▶ [What to produce]: Below are records. Copy every line with "first" in it.

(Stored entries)
■ ■ ■

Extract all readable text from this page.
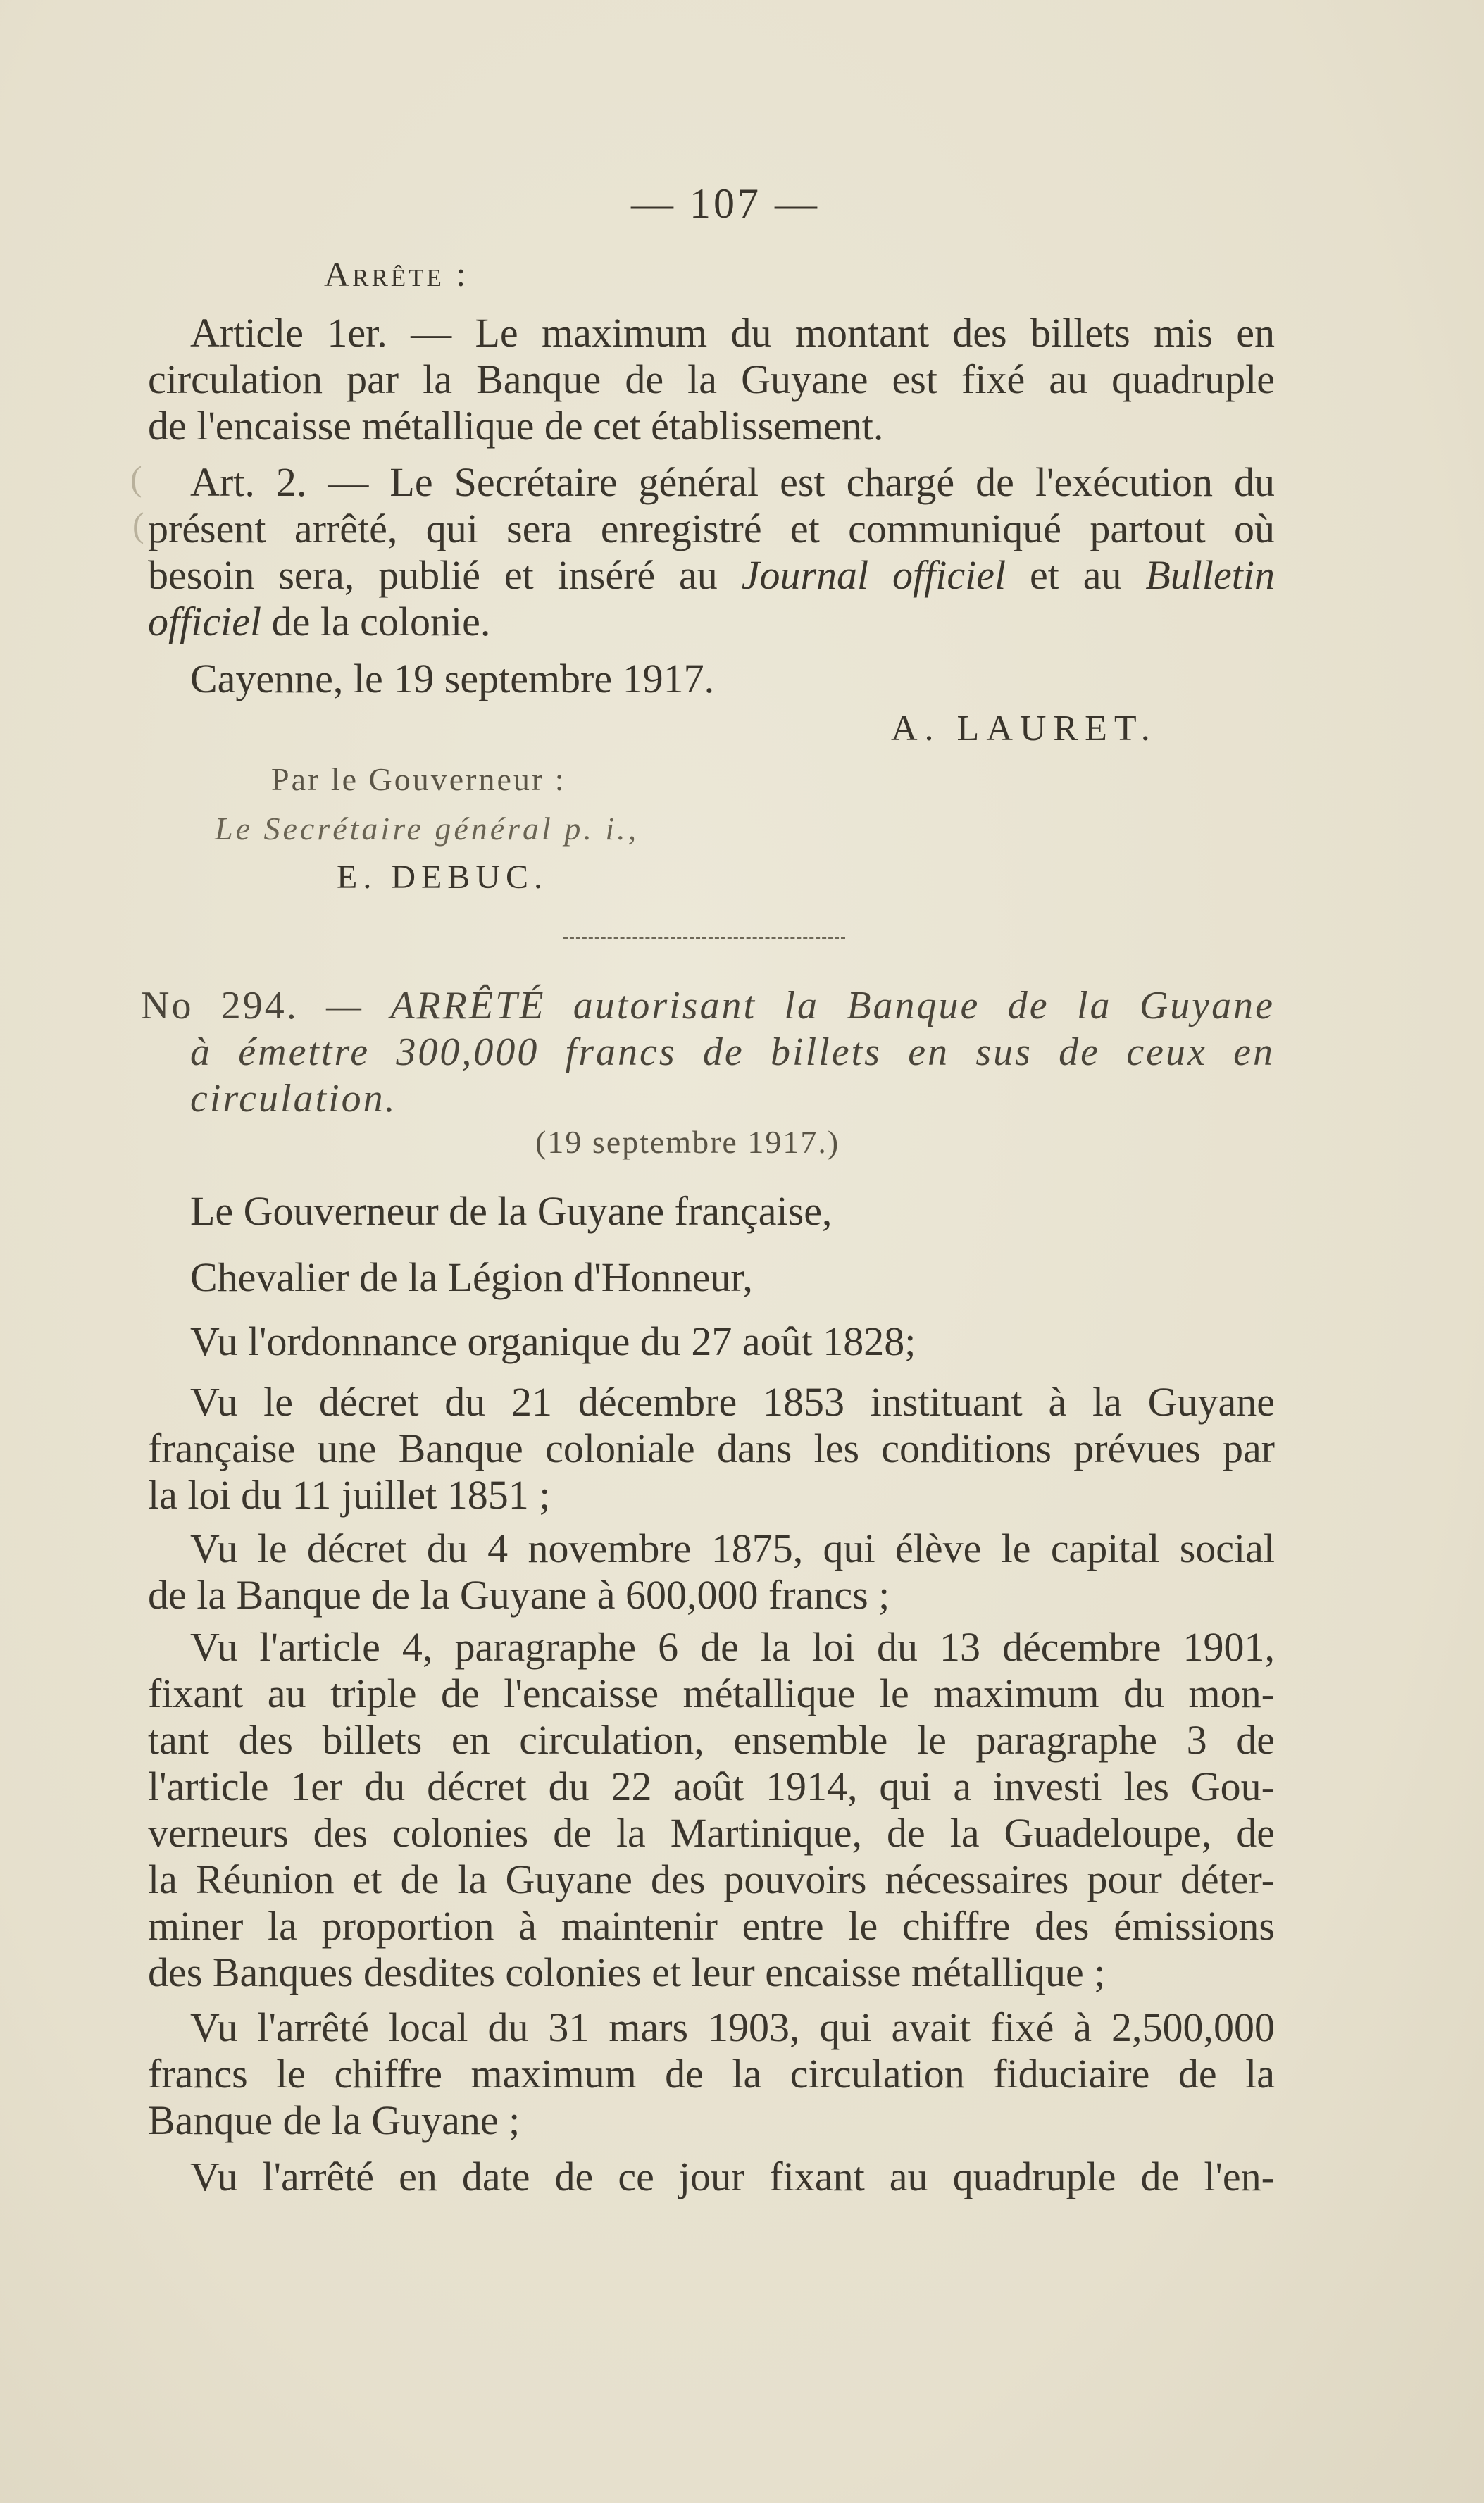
— 107 —
Arrête :
Article 1er. — Le maximum du montant des billets mis en
circulation par la Banque de la Guyane est fixé au quadruple
de l'encaisse métallique de cet établissement.
Art. 2. — Le Secrétaire général est chargé de l'exécution du
présent arrêté, qui sera enregistré et communiqué partout où
besoin sera, publié et inséré au Journal officiel et au Bulletin
officiel de la colonie.
Cayenne, le 19 septembre 1917.
A. LAURET.
Par le Gouverneur :
Le Secrétaire général p. i.,
E. DEBUC.
No 294. — ARRÊTÉ autorisant la Banque de la Guyane
à émettre 300,000 francs de billets en sus de ceux en
circulation.
(19 septembre 1917.)
Le Gouverneur de la Guyane française,
Chevalier de la Légion d'Honneur,
Vu l'ordonnance organique du 27 août 1828;
Vu le décret du 21 décembre 1853 instituant à la Guyane
française une Banque coloniale dans les conditions prévues par
la loi du 11 juillet 1851 ;
Vu le décret du 4 novembre 1875, qui élève le capital social
de la Banque de la Guyane à 600,000 francs ;
Vu l'article 4, paragraphe 6 de la loi du 13 décembre 1901,
fixant au triple de l'encaisse métallique le maximum du mon-
tant des billets en circulation, ensemble le paragraphe 3 de
l'article 1er du décret du 22 août 1914, qui a investi les Gou-
verneurs des colonies de la Martinique, de la Guadeloupe, de
la Réunion et de la Guyane des pouvoirs nécessaires pour déter-
miner la proportion à maintenir entre le chiffre des émissions
des Banques desdites colonies et leur encaisse métallique ;
Vu l'arrêté local du 31 mars 1903, qui avait fixé à 2,500,000
francs le chiffre maximum de la circulation fiduciaire de la
Banque de la Guyane ;
Vu l'arrêté en date de ce jour fixant au quadruple de l'en-
(
(
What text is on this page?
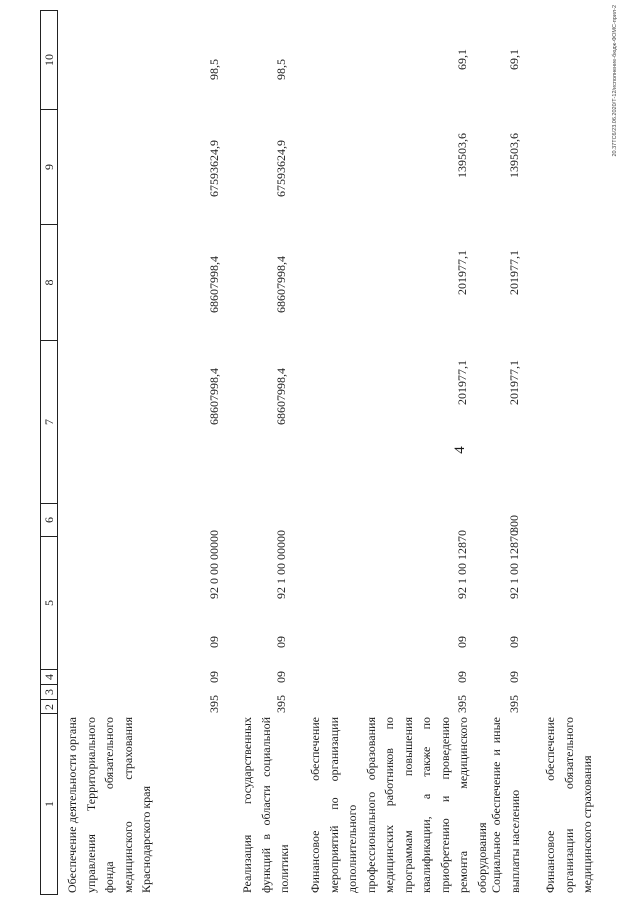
4
20.37ТС6/23.06.2020/Т-12/исполнение-бюдж-ФОМС-прил-2
1
2
3
4
5
6
7
8
9
10
Обеспечение деятельности органа управления Территориального фонда обязательного медицинского страхования Краснодарского края
395
09
09
92 0 00 00000
68607998,4
68607998,4
67593624,9
98,5
Реализация государственных функций в области социальной политики
395
09
09
92 1 00 00000
68607998,4
68607998,4
67593624,9
98,5
Финансовое обеспечение мероприятий по организации дополнительного профессионального образования медицинских работников по программам повышения квалификации, а также по приобретению и проведению ремонта медицинского оборудования
395
09
09
92 1 00 12870
201977,1
201977,1
139503,6
69,1
Социальное обеспечение и иные выплаты населению
395
09
09
92 1 00 12870
300
201977,1
201977,1
139503,6
69,1
Финансовое обеспечение организации обязательного медицинского страхования
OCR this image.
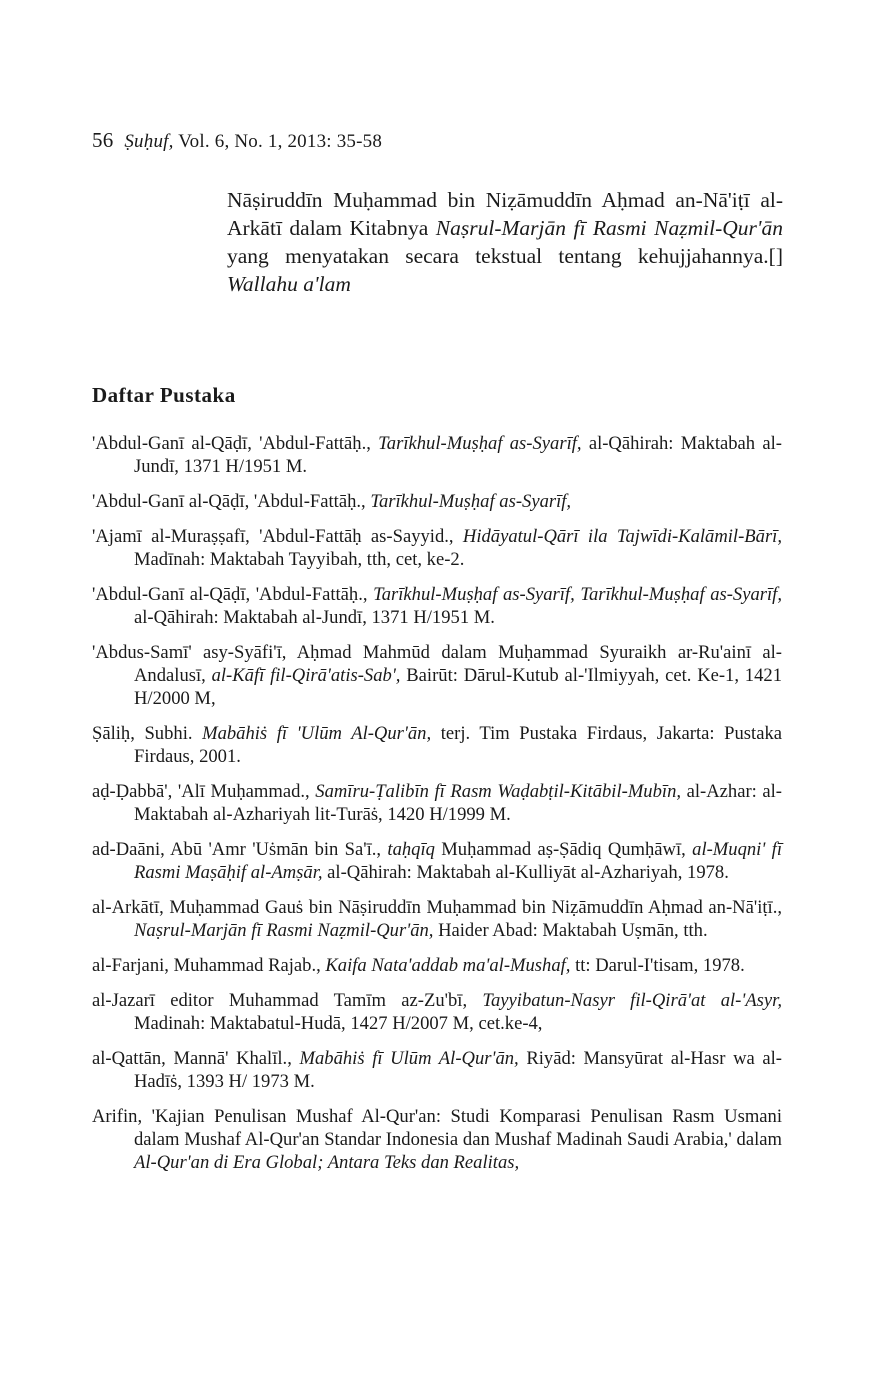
56 Ṣuḥuf, Vol. 6, No. 1, 2013: 35-58
Nāṣiruddīn Muḥammad bin Niẓāmuddīn Aḥmad an-Nā'iṭī al-Arkātī dalam Kitabnya Naṣrul-Marjān fī Rasmi Naẓmil-Qur'ān yang menyatakan secara tekstual tentang kehujjahannya.[] Wallahu a'lam
Daftar Pustaka
'Abdul-Ganī al-Qāḍī, 'Abdul-Fattāḥ., Tarīkhul-Muṣḥaf as-Syarīf, al-Qāhirah: Maktabah al-Jundī, 1371 H/1951 M.
'Abdul-Ganī al-Qāḍī, 'Abdul-Fattāḥ., Tarīkhul-Muṣḥaf as-Syarīf,
'Ajamī al-Muraṣṣafī, 'Abdul-Fattāḥ as-Sayyid., Hidāyatul-Qārī ila Tajwīdi-Kalāmil-Bārī, Madīnah: Maktabah Tayyibah, tth, cet, ke-2.
'Abdul-Ganī al-Qāḍī, 'Abdul-Fattāḥ., Tarīkhul-Muṣḥaf as-Syarīf, Tarīkhul-Muṣḥaf as-Syarīf, al-Qāhirah: Maktabah al-Jundī, 1371 H/1951 M.
'Abdus-Samī' asy-Syāfi'ī, Aḥmad Mahmūd dalam Muḥammad Syuraikh ar-Ru'ainī al-Andalusī, al-Kāfī fil-Qirā'atis-Sab', Bairūt: Dārul-Kutub al-'Ilmiyyah, cet. Ke-1, 1421 H/2000 M,
Ṣāliḥ, Subhi. Mabāhiṡ fī 'Ulūm Al-Qur'ān, terj. Tim Pustaka Firdaus, Jakarta: Pustaka Firdaus, 2001.
aḍ-Ḍabbā', 'Alī Muḥammad., Samīru-Ṭalibīn fī Rasm Waḍabṭil-Kitābil-Mubīn, al-Azhar: al-Maktabah al-Azhariyah lit-Turāṡ, 1420 H/1999 M.
ad-Daāni, Abū 'Amr 'Uṡmān bin Sa'ī., taḥqīq Muḥammad aṣ-Ṣādiq Qumḥāwī, al-Muqni' fī Rasmi Maṣāḥif al-Amṣār, al-Qāhirah: Maktabah al-Kulliyāt al-Azhariyah, 1978.
al-Arkātī, Muḥammad Gauṡ bin Nāṣiruddīn Muḥammad bin Niẓāmuddīn Aḥmad an-Nā'iṭī., Naṣrul-Marjān fī Rasmi Naẓmil-Qur'ān, Haider Abad: Maktabah Uṣmān, tth.
al-Farjani, Muhammad Rajab., Kaifa Nata'addab ma'al-Mushaf, tt: Darul-I'tisam, 1978.
al-Jazarī editor Muhammad Tamīm az-Zu'bī, Tayyibatun-Nasyr fil-Qirā'at al-'Asyr, Madinah: Maktabatul-Hudā, 1427 H/2007 M, cet.ke-4,
al-Qattān, Mannā' Khalīl., Mabāhiṡ fī Ulūm Al-Qur'ān, Riyād: Mansyūrat al-Hasr wa al-Hadīṡ, 1393 H/ 1973 M.
Arifin, 'Kajian Penulisan Mushaf Al-Qur'an: Studi Komparasi Penulisan Rasm Usmani dalam Mushaf Al-Qur'an Standar Indonesia dan Mushaf Madinah Saudi Arabia,' dalam Al-Qur'an di Era Global; Antara Teks dan Realitas,
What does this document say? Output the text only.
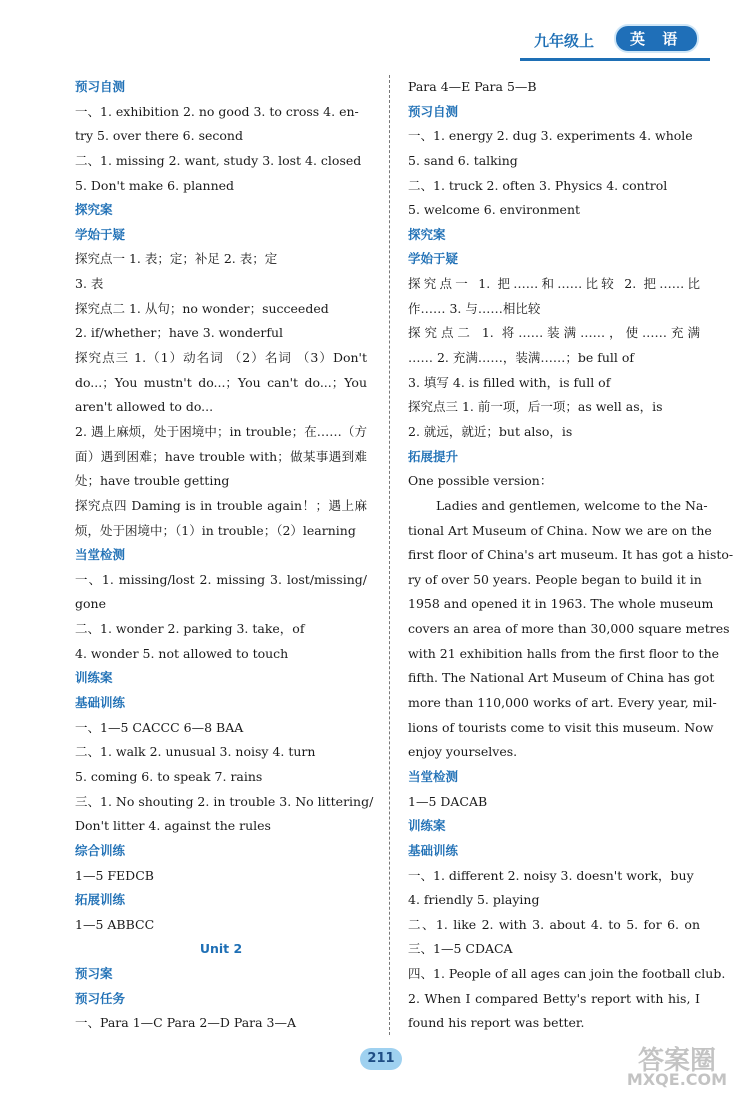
九年级上	英 语
预习自测
一、1. exhibition 2. no good 3. to cross 4. en-
try 5. over there 6. second
二、1. missing 2. want, study 3. lost 4. closed
5. Don't make 6. planned
探究案
学始于疑
探究点一 1. 表；定；补足 2. 表；定
3. 表
探究点二 1. 从句；no wonder；succeeded
2. if/whether；have 3. wonderful
探究点三 1.（1）动名词 （2）名词 （3）Don't
do...；You mustn't do...；You can't do...；You
aren't allowed to do...
2. 遇上麻烦，处于困境中；in trouble；在……（方
面）遇到困难；have trouble with；做某事遇到难
处；have trouble getting
探究点四 Daming is in trouble again！；遇上麻
烦，处于困境中；（1）in trouble；（2）learning
当堂检测
一、1. missing/lost 2. missing 3. lost/missing/
gone
二、1. wonder 2. parking 3. take，of
4. wonder 5. not allowed to touch
训练案
基础训练
一、1—5 CACCC 6—8 BAA
二、1. walk 2. unusual 3. noisy 4. turn
5. coming 6. to speak 7. rains
三、1. No shouting 2. in trouble 3. No littering/
Don't litter 4. against the rules
综合训练
1—5 FEDCB
拓展训练
1—5 ABBCC
Unit 2
预习案
预习任务
一、Para 1—C Para 2—D Para 3—A
Para 4—E Para 5—B
预习自测
一、1. energy 2. dug 3. experiments 4. whole
5. sand 6. talking
二、1. truck 2. often 3. Physics 4. control
5. welcome 6. environment
探究案
学始于疑
探究点一 1. 把……和……比较 2. 把……比
作…… 3. 与……相比较
探究点二 1. 将……装满……，使……充满
…… 2. 充满……，装满……；be full of
3. 填写 4. is filled with，is full of
探究点三 1. 前一项，后一项；as well as，is
2. 就远，就近；but also，is
拓展提升
One possible version：
Ladies and gentlemen, welcome to the Na-
tional Art Museum of China. Now we are on the
first floor of China's art museum. It has got a histo-
ry of over 50 years. People began to build it in
1958 and opened it in 1963. The whole museum
covers an area of more than 30,000 square metres
with 21 exhibition halls from the first floor to the
fifth. The National Art Museum of China has got
more than 110,000 works of art. Every year, mil-
lions of tourists come to visit this museum. Now
enjoy yourselves.
当堂检测
1—5 DACAB
训练案
基础训练
一、1. different 2. noisy 3. doesn't work，buy
4. friendly 5. playing
二、1. like 2. with 3. about 4. to 5. for 6. on
三、1—5 CDACA
四、1. People of all ages can join the football club.
2. When I compared Betty's report with his, I
found his report was better.
211	答案圈
MXQE.COM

■ ■ ■

▶ [Full output]:
first floor of China's art museum. It has got a histo-
with 21 exhibition halls from the first floor to the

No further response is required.